THE PROBLEM:
Wherever the string "reads" appears in the listing, copy that line.

[START DATA PROVIDED]

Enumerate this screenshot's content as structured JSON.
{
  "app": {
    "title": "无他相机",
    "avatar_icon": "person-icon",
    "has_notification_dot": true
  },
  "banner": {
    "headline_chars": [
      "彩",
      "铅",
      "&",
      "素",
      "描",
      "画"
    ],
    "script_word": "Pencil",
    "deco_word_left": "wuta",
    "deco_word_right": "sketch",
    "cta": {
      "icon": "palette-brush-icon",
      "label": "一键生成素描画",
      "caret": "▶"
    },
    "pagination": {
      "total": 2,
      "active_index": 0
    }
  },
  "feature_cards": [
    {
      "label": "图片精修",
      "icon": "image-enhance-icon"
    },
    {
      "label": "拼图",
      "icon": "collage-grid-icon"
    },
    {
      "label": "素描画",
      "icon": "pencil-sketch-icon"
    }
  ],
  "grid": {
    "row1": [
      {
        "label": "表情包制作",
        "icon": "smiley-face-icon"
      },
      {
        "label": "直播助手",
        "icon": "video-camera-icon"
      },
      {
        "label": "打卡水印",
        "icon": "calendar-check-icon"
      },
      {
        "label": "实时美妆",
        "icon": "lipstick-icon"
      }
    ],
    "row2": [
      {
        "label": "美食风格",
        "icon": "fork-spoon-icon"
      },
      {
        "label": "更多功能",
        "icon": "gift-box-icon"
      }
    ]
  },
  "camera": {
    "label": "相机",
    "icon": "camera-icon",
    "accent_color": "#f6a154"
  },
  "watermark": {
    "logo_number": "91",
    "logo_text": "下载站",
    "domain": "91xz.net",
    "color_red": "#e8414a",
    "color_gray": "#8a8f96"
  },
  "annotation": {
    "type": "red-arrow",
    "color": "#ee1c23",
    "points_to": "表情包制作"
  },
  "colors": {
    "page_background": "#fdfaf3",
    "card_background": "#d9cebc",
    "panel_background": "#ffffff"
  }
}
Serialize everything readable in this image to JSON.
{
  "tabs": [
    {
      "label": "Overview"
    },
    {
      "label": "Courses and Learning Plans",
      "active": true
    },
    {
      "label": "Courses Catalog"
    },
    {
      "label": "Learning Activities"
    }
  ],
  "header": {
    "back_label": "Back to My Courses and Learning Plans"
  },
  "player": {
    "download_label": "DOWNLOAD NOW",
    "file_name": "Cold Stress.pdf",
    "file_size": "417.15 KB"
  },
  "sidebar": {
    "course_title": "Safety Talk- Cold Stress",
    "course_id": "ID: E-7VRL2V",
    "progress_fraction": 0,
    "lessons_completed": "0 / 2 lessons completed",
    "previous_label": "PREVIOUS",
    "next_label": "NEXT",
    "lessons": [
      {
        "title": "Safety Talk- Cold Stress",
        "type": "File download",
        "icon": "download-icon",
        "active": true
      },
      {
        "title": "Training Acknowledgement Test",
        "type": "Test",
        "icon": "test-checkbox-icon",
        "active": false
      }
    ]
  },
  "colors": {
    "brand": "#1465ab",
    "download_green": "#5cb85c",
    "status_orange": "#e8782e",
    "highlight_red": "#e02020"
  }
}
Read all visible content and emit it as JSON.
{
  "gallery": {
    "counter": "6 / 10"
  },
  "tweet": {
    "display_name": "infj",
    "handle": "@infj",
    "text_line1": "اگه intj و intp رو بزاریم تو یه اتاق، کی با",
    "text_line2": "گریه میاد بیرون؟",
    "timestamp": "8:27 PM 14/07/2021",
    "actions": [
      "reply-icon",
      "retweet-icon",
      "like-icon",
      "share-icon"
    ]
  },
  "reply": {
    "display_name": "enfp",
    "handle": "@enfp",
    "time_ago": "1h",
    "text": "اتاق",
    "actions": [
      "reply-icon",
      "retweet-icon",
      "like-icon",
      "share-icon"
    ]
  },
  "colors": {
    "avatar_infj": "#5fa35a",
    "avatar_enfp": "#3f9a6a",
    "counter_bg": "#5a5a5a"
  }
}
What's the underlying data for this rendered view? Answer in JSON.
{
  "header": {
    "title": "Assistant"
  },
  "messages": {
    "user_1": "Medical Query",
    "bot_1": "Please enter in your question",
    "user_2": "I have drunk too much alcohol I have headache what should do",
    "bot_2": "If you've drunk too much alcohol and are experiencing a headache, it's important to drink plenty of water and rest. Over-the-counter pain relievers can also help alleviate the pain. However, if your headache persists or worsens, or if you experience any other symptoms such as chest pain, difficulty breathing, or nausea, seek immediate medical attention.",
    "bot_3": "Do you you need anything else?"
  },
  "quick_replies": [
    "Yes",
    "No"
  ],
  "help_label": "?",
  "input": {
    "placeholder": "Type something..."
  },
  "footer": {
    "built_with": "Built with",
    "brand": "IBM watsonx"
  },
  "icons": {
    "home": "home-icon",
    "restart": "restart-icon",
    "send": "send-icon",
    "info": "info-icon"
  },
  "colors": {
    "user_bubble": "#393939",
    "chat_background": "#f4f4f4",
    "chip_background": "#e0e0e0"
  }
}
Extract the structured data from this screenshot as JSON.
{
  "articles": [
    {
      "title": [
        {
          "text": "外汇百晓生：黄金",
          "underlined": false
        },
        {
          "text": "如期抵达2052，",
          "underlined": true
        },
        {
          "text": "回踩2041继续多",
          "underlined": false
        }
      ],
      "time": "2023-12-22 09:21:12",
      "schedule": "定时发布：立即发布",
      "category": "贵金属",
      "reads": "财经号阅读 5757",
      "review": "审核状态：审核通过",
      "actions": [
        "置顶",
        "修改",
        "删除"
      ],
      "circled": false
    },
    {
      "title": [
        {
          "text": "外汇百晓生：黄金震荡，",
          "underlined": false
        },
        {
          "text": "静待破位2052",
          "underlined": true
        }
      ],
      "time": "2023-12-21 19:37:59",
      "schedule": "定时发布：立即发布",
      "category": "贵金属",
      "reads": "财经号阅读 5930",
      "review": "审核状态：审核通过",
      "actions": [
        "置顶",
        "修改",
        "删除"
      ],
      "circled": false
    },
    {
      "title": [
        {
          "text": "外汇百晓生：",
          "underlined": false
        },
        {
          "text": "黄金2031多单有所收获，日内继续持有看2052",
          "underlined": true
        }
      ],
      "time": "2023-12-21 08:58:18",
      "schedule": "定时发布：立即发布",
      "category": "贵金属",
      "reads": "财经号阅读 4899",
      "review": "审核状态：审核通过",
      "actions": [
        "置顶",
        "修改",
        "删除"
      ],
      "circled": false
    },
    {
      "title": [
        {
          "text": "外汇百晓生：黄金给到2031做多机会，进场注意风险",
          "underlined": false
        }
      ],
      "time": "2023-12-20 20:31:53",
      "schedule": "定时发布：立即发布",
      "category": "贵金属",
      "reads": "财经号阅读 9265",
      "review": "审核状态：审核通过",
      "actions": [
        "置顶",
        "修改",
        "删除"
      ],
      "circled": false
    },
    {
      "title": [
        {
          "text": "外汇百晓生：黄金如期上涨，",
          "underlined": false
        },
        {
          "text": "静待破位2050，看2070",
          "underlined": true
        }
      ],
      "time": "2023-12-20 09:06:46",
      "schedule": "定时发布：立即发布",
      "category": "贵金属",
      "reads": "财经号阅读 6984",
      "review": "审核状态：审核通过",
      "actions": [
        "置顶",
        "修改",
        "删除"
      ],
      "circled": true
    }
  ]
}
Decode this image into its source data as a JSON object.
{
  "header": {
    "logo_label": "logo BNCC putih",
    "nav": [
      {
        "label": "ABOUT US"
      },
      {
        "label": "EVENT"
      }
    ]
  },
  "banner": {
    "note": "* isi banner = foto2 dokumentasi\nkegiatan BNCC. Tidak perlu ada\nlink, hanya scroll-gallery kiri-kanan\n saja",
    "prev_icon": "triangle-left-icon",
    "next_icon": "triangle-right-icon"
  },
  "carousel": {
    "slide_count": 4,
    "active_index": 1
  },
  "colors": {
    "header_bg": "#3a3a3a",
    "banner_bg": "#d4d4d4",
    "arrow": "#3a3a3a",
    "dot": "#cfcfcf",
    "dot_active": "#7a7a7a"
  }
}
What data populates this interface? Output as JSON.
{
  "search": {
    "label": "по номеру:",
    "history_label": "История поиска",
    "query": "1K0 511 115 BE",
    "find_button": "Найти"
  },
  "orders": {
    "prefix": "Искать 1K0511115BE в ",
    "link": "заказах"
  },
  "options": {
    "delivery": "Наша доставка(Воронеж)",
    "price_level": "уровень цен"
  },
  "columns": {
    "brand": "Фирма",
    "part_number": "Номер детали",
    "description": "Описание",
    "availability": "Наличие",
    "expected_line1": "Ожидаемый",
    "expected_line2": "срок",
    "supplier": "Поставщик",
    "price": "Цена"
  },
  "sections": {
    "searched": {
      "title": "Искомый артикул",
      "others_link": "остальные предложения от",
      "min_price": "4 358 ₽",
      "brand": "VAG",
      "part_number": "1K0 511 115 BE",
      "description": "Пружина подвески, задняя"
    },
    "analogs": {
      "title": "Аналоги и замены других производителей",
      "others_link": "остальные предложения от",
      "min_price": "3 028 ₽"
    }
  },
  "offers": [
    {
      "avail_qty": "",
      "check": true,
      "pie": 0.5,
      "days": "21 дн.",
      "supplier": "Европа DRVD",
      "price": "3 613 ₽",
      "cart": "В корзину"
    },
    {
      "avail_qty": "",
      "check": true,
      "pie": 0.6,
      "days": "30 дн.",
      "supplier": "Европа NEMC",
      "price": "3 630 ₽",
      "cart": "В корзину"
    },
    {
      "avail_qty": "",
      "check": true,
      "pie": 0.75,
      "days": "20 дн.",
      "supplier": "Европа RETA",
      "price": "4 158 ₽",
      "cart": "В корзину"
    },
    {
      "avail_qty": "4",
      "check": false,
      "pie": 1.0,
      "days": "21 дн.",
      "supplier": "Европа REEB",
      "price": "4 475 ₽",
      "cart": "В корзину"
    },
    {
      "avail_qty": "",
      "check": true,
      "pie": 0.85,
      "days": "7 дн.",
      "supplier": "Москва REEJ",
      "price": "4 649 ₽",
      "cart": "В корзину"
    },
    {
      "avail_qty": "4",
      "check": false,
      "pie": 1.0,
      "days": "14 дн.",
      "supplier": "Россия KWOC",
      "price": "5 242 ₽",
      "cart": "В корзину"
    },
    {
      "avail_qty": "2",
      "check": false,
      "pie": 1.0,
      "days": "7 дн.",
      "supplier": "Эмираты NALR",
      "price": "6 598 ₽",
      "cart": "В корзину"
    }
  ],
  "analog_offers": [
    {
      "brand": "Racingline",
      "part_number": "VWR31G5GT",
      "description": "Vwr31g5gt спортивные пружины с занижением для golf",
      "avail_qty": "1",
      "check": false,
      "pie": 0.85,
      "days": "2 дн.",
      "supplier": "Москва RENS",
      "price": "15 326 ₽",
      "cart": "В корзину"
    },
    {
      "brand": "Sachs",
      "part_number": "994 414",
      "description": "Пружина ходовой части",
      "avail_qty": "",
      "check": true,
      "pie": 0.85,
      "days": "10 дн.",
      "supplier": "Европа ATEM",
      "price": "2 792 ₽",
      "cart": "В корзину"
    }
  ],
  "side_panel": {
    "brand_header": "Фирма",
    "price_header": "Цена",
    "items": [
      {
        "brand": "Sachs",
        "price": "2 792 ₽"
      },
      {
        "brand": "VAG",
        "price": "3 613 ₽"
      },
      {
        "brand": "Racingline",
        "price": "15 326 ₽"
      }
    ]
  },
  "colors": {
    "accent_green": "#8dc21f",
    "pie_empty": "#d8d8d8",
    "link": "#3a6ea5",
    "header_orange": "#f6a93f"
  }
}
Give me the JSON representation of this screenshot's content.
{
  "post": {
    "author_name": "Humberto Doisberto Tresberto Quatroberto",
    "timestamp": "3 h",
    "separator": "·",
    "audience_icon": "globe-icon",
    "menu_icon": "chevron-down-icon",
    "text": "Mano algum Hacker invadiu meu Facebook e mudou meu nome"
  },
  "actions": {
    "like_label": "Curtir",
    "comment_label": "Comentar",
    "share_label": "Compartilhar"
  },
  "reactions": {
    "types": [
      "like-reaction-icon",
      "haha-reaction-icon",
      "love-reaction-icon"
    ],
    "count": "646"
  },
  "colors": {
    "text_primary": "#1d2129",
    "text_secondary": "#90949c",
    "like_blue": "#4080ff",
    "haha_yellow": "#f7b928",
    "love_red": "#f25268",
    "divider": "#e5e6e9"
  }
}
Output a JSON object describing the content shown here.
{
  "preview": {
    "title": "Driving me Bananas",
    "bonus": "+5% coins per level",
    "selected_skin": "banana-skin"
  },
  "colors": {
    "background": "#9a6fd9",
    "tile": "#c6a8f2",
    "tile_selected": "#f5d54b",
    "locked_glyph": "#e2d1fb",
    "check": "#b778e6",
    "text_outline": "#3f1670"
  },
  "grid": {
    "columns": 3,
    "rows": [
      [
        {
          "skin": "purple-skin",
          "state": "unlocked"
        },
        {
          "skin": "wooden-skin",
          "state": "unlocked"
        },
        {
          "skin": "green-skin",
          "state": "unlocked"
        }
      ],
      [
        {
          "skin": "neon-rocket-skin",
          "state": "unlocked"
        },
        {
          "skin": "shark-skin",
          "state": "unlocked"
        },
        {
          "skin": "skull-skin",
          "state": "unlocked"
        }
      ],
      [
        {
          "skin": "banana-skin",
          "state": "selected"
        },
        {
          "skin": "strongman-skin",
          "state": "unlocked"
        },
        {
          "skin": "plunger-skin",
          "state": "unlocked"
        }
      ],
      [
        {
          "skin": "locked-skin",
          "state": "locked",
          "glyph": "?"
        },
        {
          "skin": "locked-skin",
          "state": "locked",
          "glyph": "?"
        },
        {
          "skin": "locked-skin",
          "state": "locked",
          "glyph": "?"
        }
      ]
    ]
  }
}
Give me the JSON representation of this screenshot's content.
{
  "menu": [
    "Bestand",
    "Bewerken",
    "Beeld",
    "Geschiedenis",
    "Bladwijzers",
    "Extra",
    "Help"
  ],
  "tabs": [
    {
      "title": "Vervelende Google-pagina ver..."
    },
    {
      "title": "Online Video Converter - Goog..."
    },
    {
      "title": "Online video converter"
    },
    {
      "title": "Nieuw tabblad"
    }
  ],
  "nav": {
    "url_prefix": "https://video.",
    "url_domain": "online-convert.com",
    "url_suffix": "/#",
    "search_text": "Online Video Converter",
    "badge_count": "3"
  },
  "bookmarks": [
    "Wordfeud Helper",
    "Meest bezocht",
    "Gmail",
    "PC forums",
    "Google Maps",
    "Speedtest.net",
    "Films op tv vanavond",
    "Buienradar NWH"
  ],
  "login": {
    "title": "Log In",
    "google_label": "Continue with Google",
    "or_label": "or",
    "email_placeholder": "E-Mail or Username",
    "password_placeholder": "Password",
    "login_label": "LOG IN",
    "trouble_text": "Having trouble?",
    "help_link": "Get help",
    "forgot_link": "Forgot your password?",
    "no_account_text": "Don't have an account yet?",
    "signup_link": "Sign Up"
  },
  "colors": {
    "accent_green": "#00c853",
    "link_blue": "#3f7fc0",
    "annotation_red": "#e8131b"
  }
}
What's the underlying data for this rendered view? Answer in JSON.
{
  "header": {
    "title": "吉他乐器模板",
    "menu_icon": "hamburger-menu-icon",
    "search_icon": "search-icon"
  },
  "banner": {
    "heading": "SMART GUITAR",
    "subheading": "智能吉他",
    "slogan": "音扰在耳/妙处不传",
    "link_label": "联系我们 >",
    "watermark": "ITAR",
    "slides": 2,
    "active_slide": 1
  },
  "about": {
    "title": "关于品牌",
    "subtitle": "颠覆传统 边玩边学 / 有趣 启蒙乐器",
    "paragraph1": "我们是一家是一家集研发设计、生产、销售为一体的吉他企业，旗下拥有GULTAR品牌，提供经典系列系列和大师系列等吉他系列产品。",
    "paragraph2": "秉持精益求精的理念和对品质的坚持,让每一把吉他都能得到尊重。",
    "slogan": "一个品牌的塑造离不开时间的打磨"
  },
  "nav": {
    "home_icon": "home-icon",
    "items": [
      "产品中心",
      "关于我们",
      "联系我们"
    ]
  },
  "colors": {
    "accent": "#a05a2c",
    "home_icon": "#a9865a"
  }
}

[END DATA PROVIDED]

PROBLEM SOLUTION:
      "reads": "财经号阅读 5757",
      "reads": "财经号阅读 5930",
      "reads": "财经号阅读 4899",
      "reads": "财经号阅读 9265",
      "reads": "财经号阅读 6984",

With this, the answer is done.